# Problem to work on:
Whenever a line contains the string "Addl", copy it out of the entries.

# Records provided:
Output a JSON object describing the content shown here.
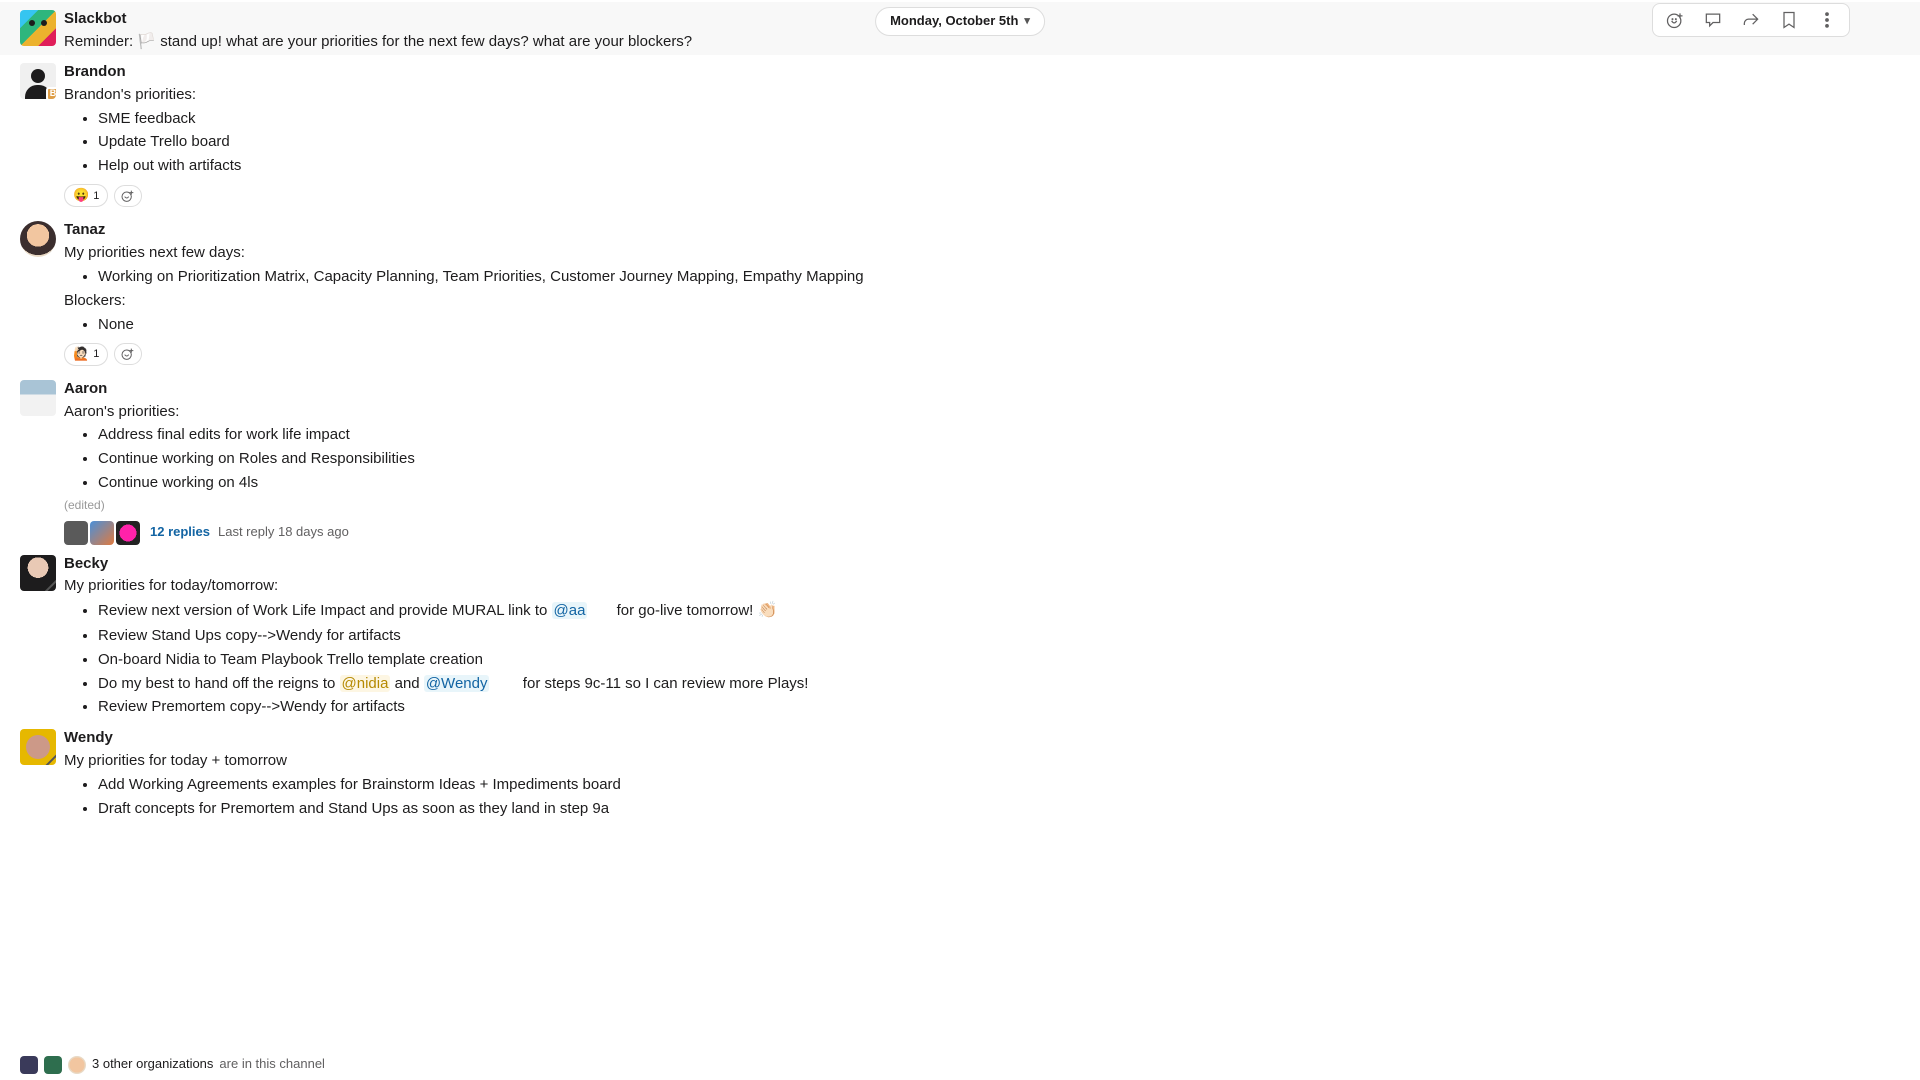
{
  "header": {
    "date_label": "Monday, October 5th"
  },
  "actions": {
    "react_tooltip": "Add reaction",
    "thread_tooltip": "Start thread",
    "share_tooltip": "Share message",
    "bookmark_tooltip": "Save",
    "more_tooltip": "More actions"
  },
  "messages": [
    {
      "author": "Slackbot",
      "avatar": "slackbot",
      "highlight": true,
      "text_prefix": "Reminder: ",
      "text_emoji": "🏳️",
      "text_main": " stand up! what are your priorities for the next few days? what are your blockers?"
    },
    {
      "author": "Brandon",
      "avatar": "brandon",
      "intro": "Brandon's priorities:",
      "bullets": [
        "SME feedback",
        "Update Trello board",
        "Help out with artifacts"
      ],
      "reactions": [
        {
          "emoji": "😛",
          "count": "1"
        }
      ]
    },
    {
      "author": "Tanaz",
      "avatar": "tanaz",
      "intro": "My priorities next few days:",
      "bullets": [
        "Working on Prioritization Matrix, Capacity Planning, Team Priorities, Customer Journey Mapping, Empathy Mapping"
      ],
      "second_label": "Blockers:",
      "bullets2": [
        "None"
      ],
      "reactions": [
        {
          "emoji": "🙋🏻",
          "count": "1"
        }
      ]
    },
    {
      "author": "Aaron",
      "avatar": "aaron",
      "intro": "Aaron's priorities:",
      "bullets": [
        "Address final edits for work life impact",
        "Continue working on Roles and Responsibilities",
        "Continue working on 4ls"
      ],
      "edited": "(edited)",
      "thread": {
        "replies_label": "12 replies",
        "meta": "Last reply 18 days ago"
      }
    },
    {
      "author": "Becky",
      "avatar": "becky",
      "intro": "My priorities for today/tomorrow:",
      "bullets_rich": [
        {
          "parts": [
            {
              "t": "Review next version of Work Life Impact and provide MURAL link to "
            },
            {
              "mention": "@aa",
              "cls": "mention"
            },
            {
              "t": "       for go-live tomorrow! "
            },
            {
              "emoji": "👏🏻"
            }
          ]
        },
        {
          "parts": [
            {
              "t": "Review Stand Ups copy-->Wendy for artifacts"
            }
          ]
        },
        {
          "parts": [
            {
              "t": "On-board Nidia to Team Playbook Trello template creation"
            }
          ]
        },
        {
          "parts": [
            {
              "t": "Do my best to hand off the reigns to "
            },
            {
              "mention": "@nidia",
              "cls": "mention ylw"
            },
            {
              "t": " and "
            },
            {
              "mention": "@Wendy",
              "cls": "mention"
            },
            {
              "t": "        for steps 9c-11 so I can review more Plays!"
            }
          ]
        },
        {
          "parts": [
            {
              "t": "Review Premortem copy-->Wendy for artifacts"
            }
          ]
        }
      ]
    },
    {
      "author": "Wendy",
      "avatar": "wendy",
      "intro": "My priorities for today + tomorrow",
      "bullets": [
        "Add Working Agreements examples for Brainstorm Ideas + Impediments board",
        "Draft concepts for Premortem and Stand Ups as soon as they land in step 9a"
      ]
    }
  ],
  "footer": {
    "strong": "3 other organizations",
    "rest": " are in this channel"
  }
}
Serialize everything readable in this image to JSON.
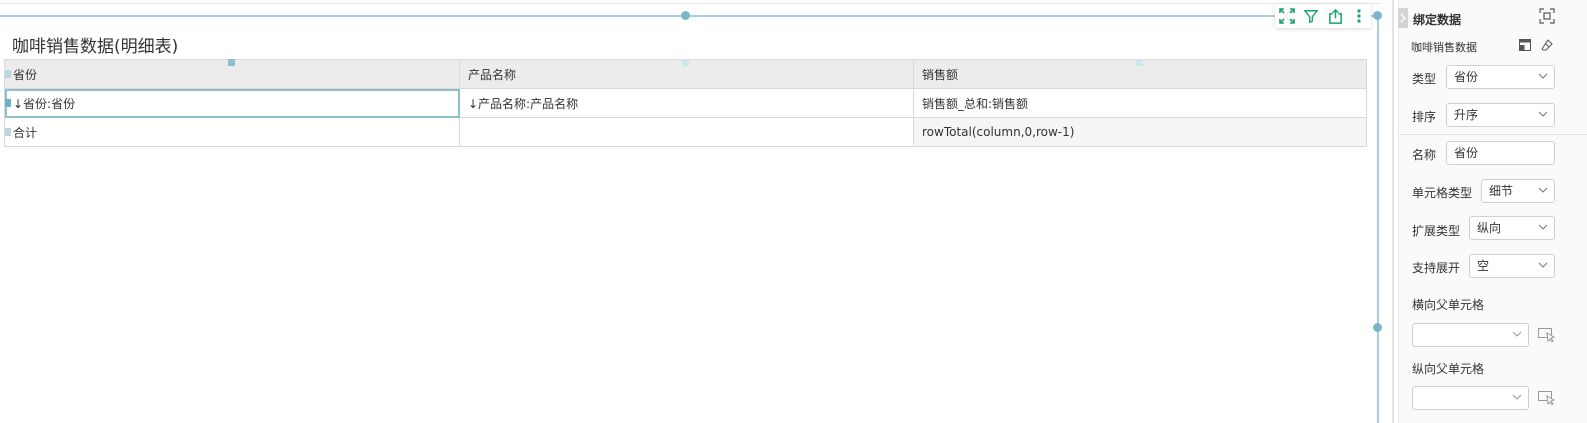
{
  "report": {
    "title": "咖啡销售数据(明细表)",
    "headers": [
      "省份",
      "产品名称",
      "销售额"
    ],
    "detail_row": [
      "↓省份:省份",
      "↓产品名称:产品名称",
      "销售额_总和:销售额"
    ],
    "total_row": [
      "合计",
      "",
      "rowTotal(column,0,row-1)"
    ]
  },
  "toolbar": {
    "icons": [
      "fullscreen-icon",
      "filter-icon",
      "export-icon",
      "more-icon"
    ]
  },
  "panel": {
    "title": "绑定数据",
    "dataset_name": "咖啡销售数据",
    "type_label": "类型",
    "type_value": "省份",
    "sort_label": "排序",
    "sort_value": "升序",
    "name_label": "名称",
    "name_value": "省份",
    "cell_type_label": "单元格类型",
    "cell_type_value": "细节",
    "expand_type_label": "扩展类型",
    "expand_type_value": "纵向",
    "support_expand_label": "支持展开",
    "support_expand_value": "空",
    "h_parent_label": "横向父单元格",
    "h_parent_value": "",
    "v_parent_label": "纵向父单元格",
    "v_parent_value": ""
  },
  "colors": {
    "accent": "#1aa36b",
    "selection": "#8fbfcf",
    "header_bg": "#ececec"
  }
}
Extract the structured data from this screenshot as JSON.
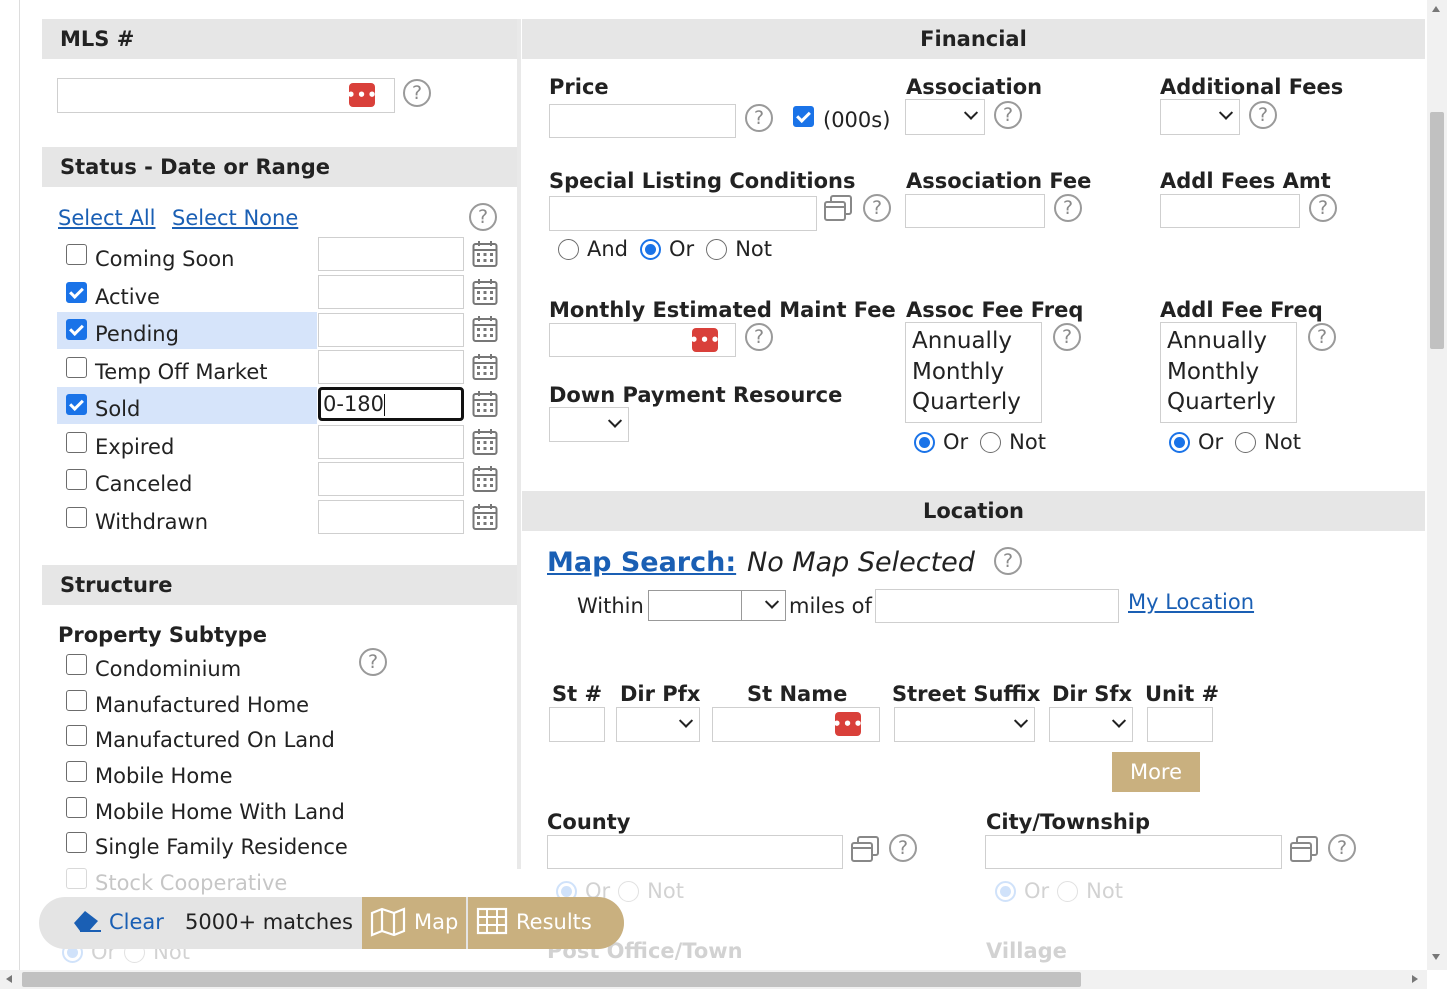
{
  "mls": {
    "title": "MLS #",
    "value": ""
  },
  "status": {
    "title": "Status - Date or Range",
    "select_all": "Select All",
    "select_none": "Select None",
    "items": [
      {
        "label": "Coming Soon",
        "checked": false,
        "value": ""
      },
      {
        "label": "Active",
        "checked": true,
        "value": ""
      },
      {
        "label": "Pending",
        "checked": true,
        "value": ""
      },
      {
        "label": "Temp Off Market",
        "checked": false,
        "value": ""
      },
      {
        "label": "Sold",
        "checked": true,
        "value": "0-180"
      },
      {
        "label": "Expired",
        "checked": false,
        "value": ""
      },
      {
        "label": "Canceled",
        "checked": false,
        "value": ""
      },
      {
        "label": "Withdrawn",
        "checked": false,
        "value": ""
      }
    ]
  },
  "structure": {
    "title": "Structure",
    "subtype_label": "Property Subtype",
    "items": [
      "Condominium",
      "Manufactured Home",
      "Manufactured On Land",
      "Mobile Home",
      "Mobile Home With Land",
      "Single Family Residence",
      "Stock Cooperative"
    ],
    "or_label": "Or",
    "not_label": "Not"
  },
  "financial": {
    "title": "Financial",
    "price_label": "Price",
    "thousands_label": "(000s)",
    "association_label": "Association",
    "additional_fees_label": "Additional Fees",
    "special_listing_label": "Special Listing Conditions",
    "association_fee_label": "Association Fee",
    "addl_fees_amt_label": "Addl Fees Amt",
    "and_label": "And",
    "or_label": "Or",
    "not_label": "Not",
    "monthly_maint_label": "Monthly Estimated Maint Fee",
    "assoc_fee_freq_label": "Assoc Fee Freq",
    "addl_fee_freq_label": "Addl Fee Freq",
    "freq_options": [
      "Annually",
      "Monthly",
      "Quarterly"
    ],
    "down_payment_label": "Down Payment Resource"
  },
  "location": {
    "title": "Location",
    "map_search_label": "Map Search:",
    "map_status": "No Map Selected",
    "within_label": "Within",
    "miles_of_label": "miles of",
    "my_location_label": "My Location",
    "st_num_label": "St #",
    "dir_pfx_label": "Dir Pfx",
    "st_name_label": "St Name",
    "street_suffix_label": "Street Suffix",
    "dir_sfx_label": "Dir Sfx",
    "unit_label": "Unit #",
    "more_label": "More",
    "county_label": "County",
    "city_label": "City/Township",
    "or_label": "Or",
    "not_label": "Not",
    "post_office_label": "Post Office/Town",
    "village_label": "Village"
  },
  "toolbar": {
    "clear_label": "Clear",
    "matches": "5000+ matches",
    "map_label": "Map",
    "results_label": "Results"
  },
  "colors": {
    "accent": "#1a73e8",
    "header_bg": "#e6e6e6",
    "tan": "#c9b07f",
    "link": "#1a5fb4"
  }
}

# Worked answer:
    "addl_fees_amt_label": "Addl Fees Amt",
    "addl_fee_freq_label": "Addl Fee Freq",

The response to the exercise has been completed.